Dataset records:
________

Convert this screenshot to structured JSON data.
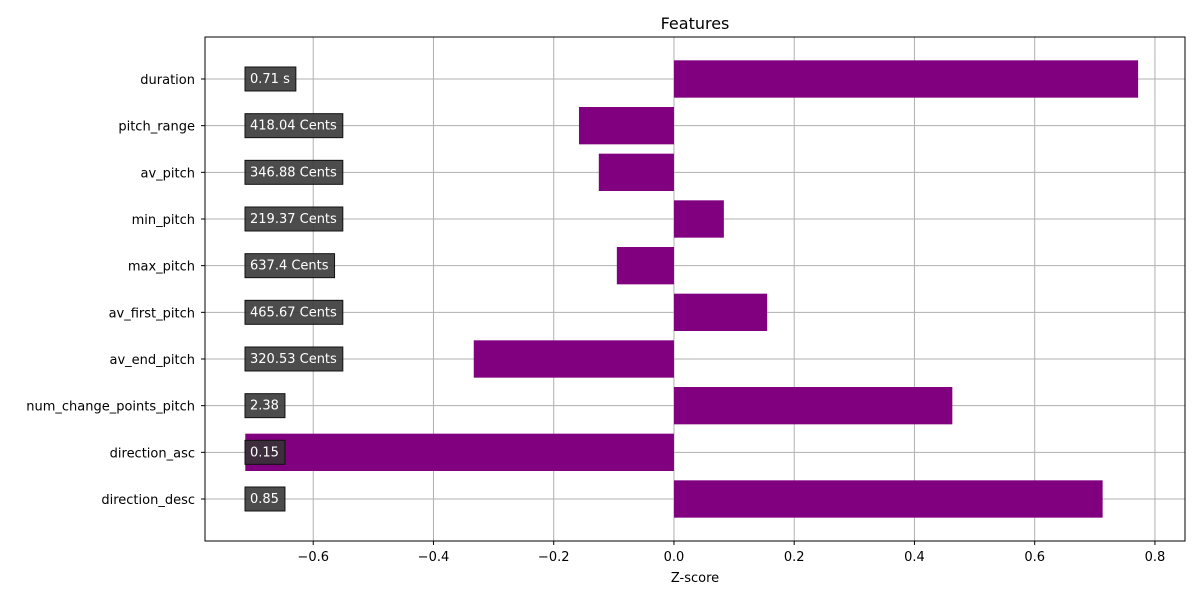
{
  "chart_data": {
    "type": "bar",
    "orientation": "horizontal",
    "title": "Features",
    "xlabel": "Z-score",
    "ylabel": "",
    "xlim": [
      -0.78,
      0.85
    ],
    "xticks": [
      -0.6,
      -0.4,
      -0.2,
      0.0,
      0.2,
      0.4,
      0.6,
      0.8
    ],
    "xtick_labels": [
      "−0.6",
      "−0.4",
      "−0.2",
      "0.0",
      "0.2",
      "0.4",
      "0.6",
      "0.8"
    ],
    "grid": true,
    "bar_color": "#800080",
    "annotation_box_color": "#333333",
    "categories": [
      "duration",
      "pitch_range",
      "av_pitch",
      "min_pitch",
      "max_pitch",
      "av_first_pitch",
      "av_end_pitch",
      "num_change_points_pitch",
      "direction_asc",
      "direction_desc"
    ],
    "values": [
      0.772,
      -0.158,
      -0.125,
      0.083,
      -0.095,
      0.155,
      -0.333,
      0.463,
      -0.713,
      0.713
    ],
    "annotations": [
      "0.71 s",
      "418.04 Cents",
      "346.88 Cents",
      "219.37 Cents",
      "637.4 Cents",
      "465.67 Cents",
      "320.53 Cents",
      "2.38",
      "0.15",
      "0.85"
    ]
  }
}
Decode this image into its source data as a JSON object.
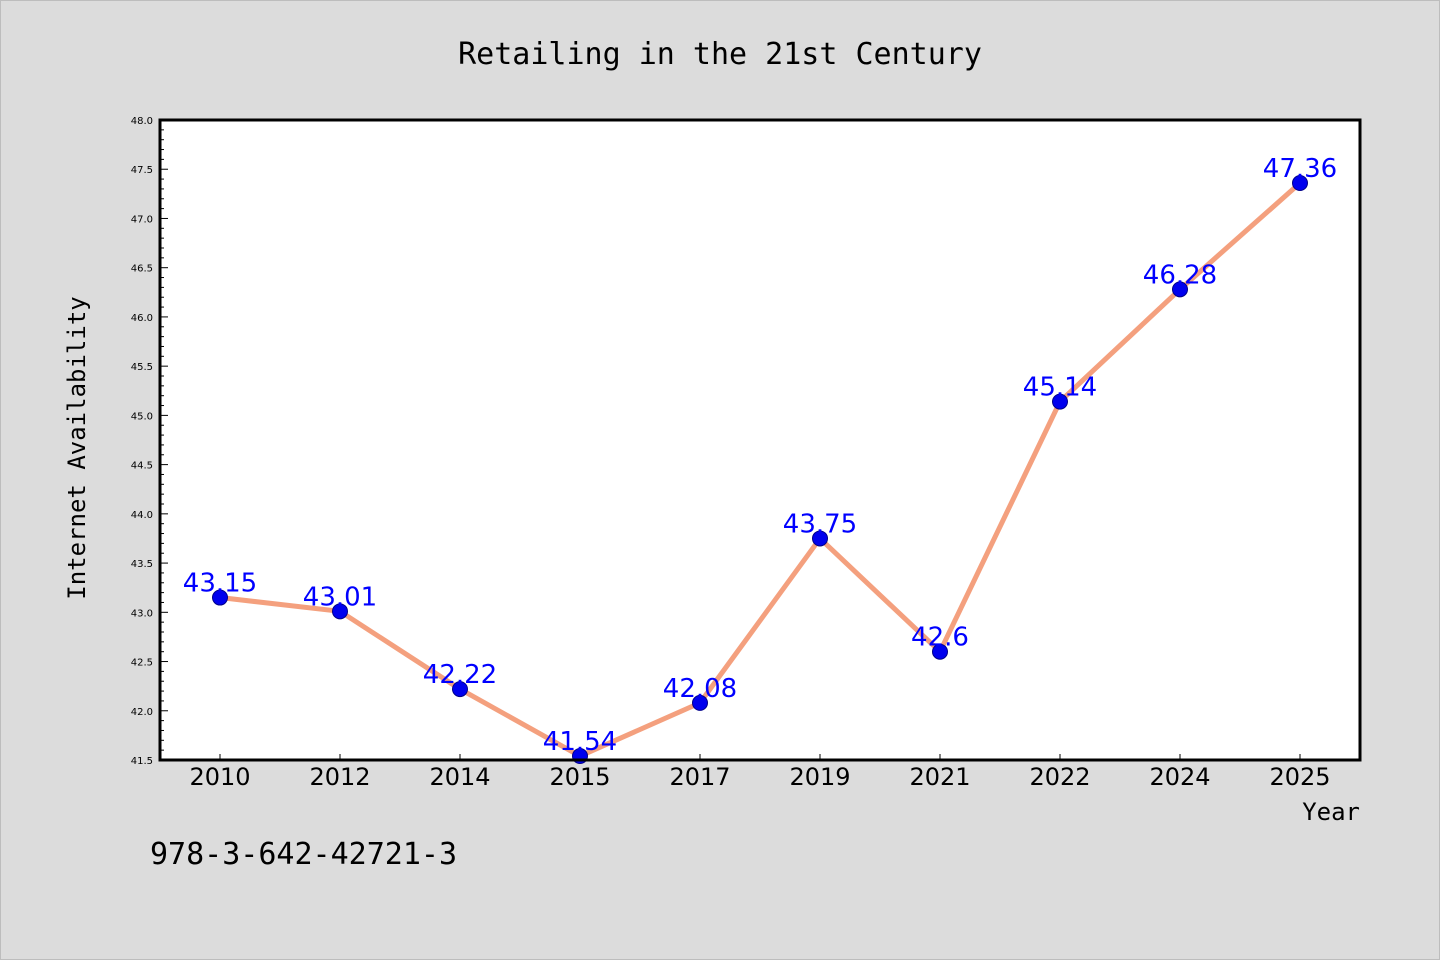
{
  "chart_data": {
    "type": "line",
    "title": "Retailing in the 21st Century",
    "xlabel": "Year",
    "ylabel": "Internet Availability",
    "categories": [
      "2010",
      "2012",
      "2014",
      "2015",
      "2017",
      "2019",
      "2021",
      "2022",
      "2024",
      "2025"
    ],
    "values": [
      43.15,
      43.01,
      42.22,
      41.54,
      42.08,
      43.75,
      42.6,
      45.14,
      46.28,
      47.36
    ],
    "value_labels": [
      "43.15",
      "43.01",
      "42.22",
      "41.54",
      "42.08",
      "43.75",
      "42.6",
      "45.14",
      "46.28",
      "47.36"
    ],
    "ylim": [
      41.5,
      48.0
    ],
    "yticks": [
      "41.5",
      "42.0",
      "42.5",
      "43.0",
      "43.5",
      "44.0",
      "44.5",
      "45.0",
      "45.5",
      "46.0",
      "46.5",
      "47.0",
      "47.5",
      "48.0"
    ],
    "grid": false,
    "legend": "none"
  },
  "caption": "978-3-642-42721-3",
  "colors": {
    "background": "#dcdcdc",
    "plot_background": "#ffffff",
    "line": "#f4a07e",
    "marker": "#0000ee",
    "marker_edge": "#00008b",
    "data_label": "#0000ff"
  }
}
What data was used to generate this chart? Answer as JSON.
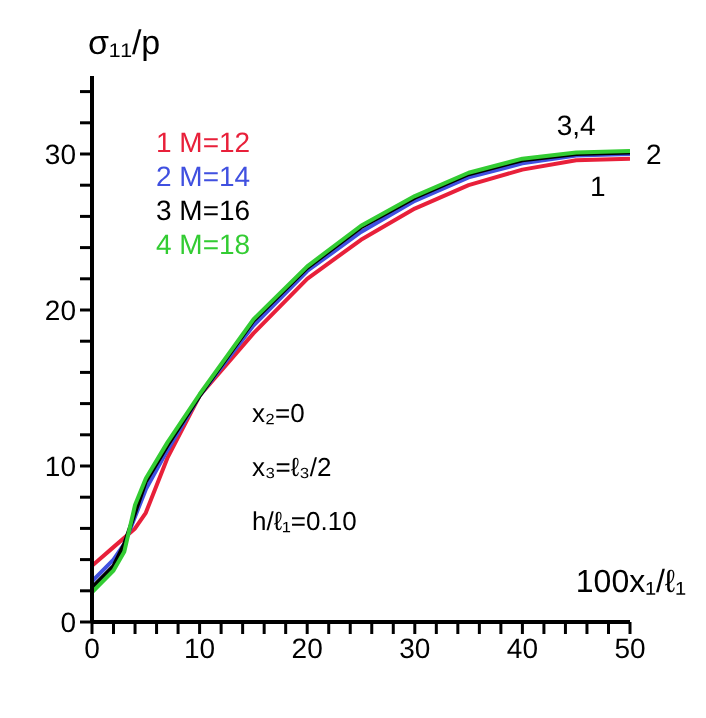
{
  "chart_data": {
    "type": "line",
    "ylabel": "σ₁₁/p",
    "xlabel": "100x₁/ℓ₁",
    "xlim": [
      0,
      50
    ],
    "ylim": [
      0,
      35
    ],
    "xticks": [
      0,
      {
        "value": 2,
        "label": null
      },
      {
        "value": 4,
        "label": null
      },
      {
        "value": 6,
        "label": null
      },
      {
        "value": 8,
        "label": null
      },
      10,
      {
        "value": 12,
        "label": null
      },
      {
        "value": 14,
        "label": null
      },
      {
        "value": 16,
        "label": null
      },
      {
        "value": 18,
        "label": null
      },
      20,
      {
        "value": 22,
        "label": null
      },
      {
        "value": 24,
        "label": null
      },
      {
        "value": 26,
        "label": null
      },
      {
        "value": 28,
        "label": null
      },
      30,
      {
        "value": 32,
        "label": null
      },
      {
        "value": 34,
        "label": null
      },
      {
        "value": 36,
        "label": null
      },
      {
        "value": 38,
        "label": null
      },
      40,
      {
        "value": 42,
        "label": null
      },
      {
        "value": 44,
        "label": null
      },
      {
        "value": 46,
        "label": null
      },
      {
        "value": 48,
        "label": null
      },
      50
    ],
    "yticks": [
      0,
      {
        "value": 2,
        "label": null
      },
      {
        "value": 4,
        "label": null
      },
      {
        "value": 6,
        "label": null
      },
      {
        "value": 8,
        "label": null
      },
      10,
      {
        "value": 12,
        "label": null
      },
      {
        "value": 14,
        "label": null
      },
      {
        "value": 16,
        "label": null
      },
      {
        "value": 18,
        "label": null
      },
      20,
      {
        "value": 22,
        "label": null
      },
      {
        "value": 24,
        "label": null
      },
      {
        "value": 26,
        "label": null
      },
      {
        "value": 28,
        "label": null
      },
      30,
      {
        "value": 32,
        "label": null
      },
      {
        "value": 34,
        "label": null
      }
    ],
    "legend": "top left",
    "marker": "none",
    "line_style": "solid",
    "series": [
      {
        "name": "1 M=12",
        "color": "#e8203a",
        "x": [
          0,
          2,
          4,
          5,
          7,
          10,
          15,
          20,
          25,
          30,
          35,
          40,
          45,
          50
        ],
        "values": [
          3.6,
          4.8,
          6,
          7,
          10.5,
          14.5,
          18.5,
          22,
          24.5,
          26.5,
          28,
          29,
          29.6,
          29.7
        ]
      },
      {
        "name": "2 M=14",
        "color": "#4050e0",
        "x": [
          0,
          2,
          3,
          5,
          7,
          10,
          15,
          20,
          25,
          30,
          35,
          40,
          45,
          50
        ],
        "values": [
          2.6,
          4,
          5,
          8.5,
          11,
          14.5,
          19,
          22.5,
          25,
          27,
          28.5,
          29.4,
          29.9,
          30
        ]
      },
      {
        "name": "3 M=16",
        "color": "#000000",
        "x": [
          0,
          2,
          3,
          5,
          7,
          10,
          15,
          20,
          25,
          30,
          35,
          40,
          45,
          50
        ],
        "values": [
          2.2,
          3.6,
          5,
          9,
          11.3,
          14.5,
          19.3,
          22.7,
          25.3,
          27.2,
          28.7,
          29.6,
          30,
          30.1
        ]
      },
      {
        "name": "4 M=18",
        "color": "#33cc33",
        "x": [
          0,
          2,
          3,
          4,
          5,
          7,
          10,
          15,
          20,
          25,
          30,
          35,
          40,
          45,
          50
        ],
        "values": [
          1.9,
          3.3,
          4.5,
          7.5,
          9.2,
          11.5,
          14.6,
          19.4,
          22.8,
          25.4,
          27.3,
          28.8,
          29.7,
          30.1,
          30.2
        ]
      }
    ],
    "annotations": [
      {
        "text": "3,4",
        "x": 45,
        "y": 30.2
      },
      {
        "text": "2",
        "x": 50,
        "y": 30
      },
      {
        "text": "1",
        "x": 47,
        "y": 29.6
      },
      "x₂=0",
      "x₃=ℓ₃/2",
      "h/ℓ₁=0.10"
    ]
  }
}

________

WORK TO BE COMPLETED ▸
Using the listing above, show every line that includes the string "ylabel".

SOLUTION BELOW ▸
    "ylabel": "",
    "ylabel": "Internet Availability",
    "ylabel": "σ₁₁/p",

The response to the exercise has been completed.